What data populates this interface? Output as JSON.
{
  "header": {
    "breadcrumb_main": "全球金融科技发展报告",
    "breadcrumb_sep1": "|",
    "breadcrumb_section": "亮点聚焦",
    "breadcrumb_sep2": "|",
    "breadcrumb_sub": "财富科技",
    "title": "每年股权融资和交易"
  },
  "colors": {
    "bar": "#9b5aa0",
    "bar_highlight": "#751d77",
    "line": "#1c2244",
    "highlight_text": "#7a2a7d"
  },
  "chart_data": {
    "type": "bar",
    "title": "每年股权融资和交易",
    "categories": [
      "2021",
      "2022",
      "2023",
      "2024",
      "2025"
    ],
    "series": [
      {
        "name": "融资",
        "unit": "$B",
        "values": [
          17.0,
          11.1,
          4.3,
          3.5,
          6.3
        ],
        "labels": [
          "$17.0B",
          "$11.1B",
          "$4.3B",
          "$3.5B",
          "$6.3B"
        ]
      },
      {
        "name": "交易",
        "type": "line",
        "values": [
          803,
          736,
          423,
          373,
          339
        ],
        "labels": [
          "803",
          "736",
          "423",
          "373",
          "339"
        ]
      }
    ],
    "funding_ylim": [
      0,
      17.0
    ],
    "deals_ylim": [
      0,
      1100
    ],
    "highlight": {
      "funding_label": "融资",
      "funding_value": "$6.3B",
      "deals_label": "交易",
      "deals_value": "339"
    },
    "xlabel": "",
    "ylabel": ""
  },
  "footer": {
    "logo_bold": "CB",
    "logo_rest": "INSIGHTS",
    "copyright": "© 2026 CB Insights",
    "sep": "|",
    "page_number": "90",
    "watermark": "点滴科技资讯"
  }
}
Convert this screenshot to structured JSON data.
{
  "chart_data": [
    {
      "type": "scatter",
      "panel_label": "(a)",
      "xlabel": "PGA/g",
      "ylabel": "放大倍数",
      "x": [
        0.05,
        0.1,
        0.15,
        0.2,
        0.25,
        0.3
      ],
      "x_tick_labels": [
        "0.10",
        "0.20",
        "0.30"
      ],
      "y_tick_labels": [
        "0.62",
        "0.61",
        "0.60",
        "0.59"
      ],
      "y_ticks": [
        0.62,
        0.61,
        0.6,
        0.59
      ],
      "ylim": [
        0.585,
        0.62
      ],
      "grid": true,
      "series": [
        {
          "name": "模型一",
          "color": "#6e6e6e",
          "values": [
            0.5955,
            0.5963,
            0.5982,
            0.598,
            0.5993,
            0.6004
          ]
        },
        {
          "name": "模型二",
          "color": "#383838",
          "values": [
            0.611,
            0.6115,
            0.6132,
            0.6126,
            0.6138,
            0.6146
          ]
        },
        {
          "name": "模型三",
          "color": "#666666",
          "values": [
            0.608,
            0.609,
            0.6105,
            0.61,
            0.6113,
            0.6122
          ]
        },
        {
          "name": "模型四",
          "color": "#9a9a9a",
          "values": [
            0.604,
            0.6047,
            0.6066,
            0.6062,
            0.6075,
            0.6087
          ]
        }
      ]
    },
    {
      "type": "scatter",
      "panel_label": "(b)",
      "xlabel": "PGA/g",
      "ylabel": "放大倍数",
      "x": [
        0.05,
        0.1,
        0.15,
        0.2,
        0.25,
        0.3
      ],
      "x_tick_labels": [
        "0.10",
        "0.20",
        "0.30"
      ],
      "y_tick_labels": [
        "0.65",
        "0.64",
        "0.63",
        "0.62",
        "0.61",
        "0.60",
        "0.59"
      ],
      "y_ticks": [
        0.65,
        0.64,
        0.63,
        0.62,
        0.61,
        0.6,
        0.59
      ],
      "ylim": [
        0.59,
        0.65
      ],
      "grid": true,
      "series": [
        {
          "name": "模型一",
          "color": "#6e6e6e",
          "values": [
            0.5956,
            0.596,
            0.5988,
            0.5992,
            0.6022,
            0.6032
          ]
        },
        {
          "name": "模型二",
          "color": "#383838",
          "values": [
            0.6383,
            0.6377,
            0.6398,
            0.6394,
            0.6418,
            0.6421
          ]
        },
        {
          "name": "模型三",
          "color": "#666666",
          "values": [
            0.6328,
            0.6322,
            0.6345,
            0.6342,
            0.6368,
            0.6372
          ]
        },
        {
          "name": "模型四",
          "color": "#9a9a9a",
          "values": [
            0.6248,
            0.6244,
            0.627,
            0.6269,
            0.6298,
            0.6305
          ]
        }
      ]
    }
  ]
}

YOUR INSTRUCTIONS: Can you restate every record above word for word?

RESPONSE:
What data populates this interface? Output as JSON.
{
  "header": {
    "breadcrumb_main": "全球金融科技发展报告",
    "breadcrumb_sep1": "|",
    "breadcrumb_section": "亮点聚焦",
    "breadcrumb_sep2": "|",
    "breadcrumb_sub": "财富科技",
    "title": "每年股权融资和交易"
  },
  "colors": {
    "bar": "#9b5aa0",
    "bar_highlight": "#751d77",
    "line": "#1c2244",
    "highlight_text": "#7a2a7d"
  },
  "chart_data": {
    "type": "bar",
    "title": "每年股权融资和交易",
    "categories": [
      "2021",
      "2022",
      "2023",
      "2024",
      "2025"
    ],
    "series": [
      {
        "name": "融资",
        "unit": "$B",
        "values": [
          17.0,
          11.1,
          4.3,
          3.5,
          6.3
        ],
        "labels": [
          "$17.0B",
          "$11.1B",
          "$4.3B",
          "$3.5B",
          "$6.3B"
        ]
      },
      {
        "name": "交易",
        "type": "line",
        "values": [
          803,
          736,
          423,
          373,
          339
        ],
        "labels": [
          "803",
          "736",
          "423",
          "373",
          "339"
        ]
      }
    ],
    "funding_ylim": [
      0,
      17.0
    ],
    "deals_ylim": [
      0,
      1100
    ],
    "highlight": {
      "funding_label": "融资",
      "funding_value": "$6.3B",
      "deals_label": "交易",
      "deals_value": "339"
    },
    "xlabel": "",
    "ylabel": ""
  },
  "footer": {
    "logo_bold": "CB",
    "logo_rest": "INSIGHTS",
    "copyright": "© 2026 CB Insights",
    "sep": "|",
    "page_number": "90",
    "watermark": "点滴科技资讯"
  }
}
Convert this screenshot to structured JSON data.
{
  "chart_data": [
    {
      "type": "scatter",
      "panel_label": "(a)",
      "xlabel": "PGA/g",
      "ylabel": "放大倍数",
      "x": [
        0.05,
        0.1,
        0.15,
        0.2,
        0.25,
        0.3
      ],
      "x_tick_labels": [
        "0.10",
        "0.20",
        "0.30"
      ],
      "y_tick_labels": [
        "0.62",
        "0.61",
        "0.60",
        "0.59"
      ],
      "y_ticks": [
        0.62,
        0.61,
        0.6,
        0.59
      ],
      "ylim": [
        0.585,
        0.62
      ],
      "grid": true,
      "series": [
        {
          "name": "模型一",
          "color": "#6e6e6e",
          "values": [
            0.5955,
            0.5963,
            0.5982,
            0.598,
            0.5993,
            0.6004
          ]
        },
        {
          "name": "模型二",
          "color": "#383838",
          "values": [
            0.611,
            0.6115,
            0.6132,
            0.6126,
            0.6138,
            0.6146
          ]
        },
        {
          "name": "模型三",
          "color": "#666666",
          "values": [
            0.608,
            0.609,
            0.6105,
            0.61,
            0.6113,
            0.6122
          ]
        },
        {
          "name": "模型四",
          "color": "#9a9a9a",
          "values": [
            0.604,
            0.6047,
            0.6066,
            0.6062,
            0.6075,
            0.6087
          ]
        }
      ]
    },
    {
      "type": "scatter",
      "panel_label": "(b)",
      "xlabel": "PGA/g",
      "ylabel": "放大倍数",
      "x": [
        0.05,
        0.1,
        0.15,
        0.2,
        0.25,
        0.3
      ],
      "x_tick_labels": [
        "0.10",
        "0.20",
        "0.30"
      ],
      "y_tick_labels": [
        "0.65",
        "0.64",
        "0.63",
        "0.62",
        "0.61",
        "0.60",
        "0.59"
      ],
      "y_ticks": [
        0.65,
        0.64,
        0.63,
        0.62,
        0.61,
        0.6,
        0.59
      ],
      "ylim": [
        0.59,
        0.65
      ],
      "grid": true,
      "series": [
        {
          "name": "模型一",
          "color": "#6e6e6e",
          "values": [
            0.5956,
            0.596,
            0.5988,
            0.5992,
            0.6022,
            0.6032
          ]
        },
        {
          "name": "模型二",
          "color": "#383838",
          "values": [
            0.6383,
            0.6377,
            0.6398,
            0.6394,
            0.6418,
            0.6421
          ]
        },
        {
          "name": "模型三",
          "color": "#666666",
          "values": [
            0.6328,
            0.6322,
            0.6345,
            0.6342,
            0.6368,
            0.6372
          ]
        },
        {
          "name": "模型四",
          "color": "#9a9a9a",
          "values": [
            0.6248,
            0.6244,
            0.627,
            0.6269,
            0.6298,
            0.6305
          ]
        }
      ]
    }
  ]
}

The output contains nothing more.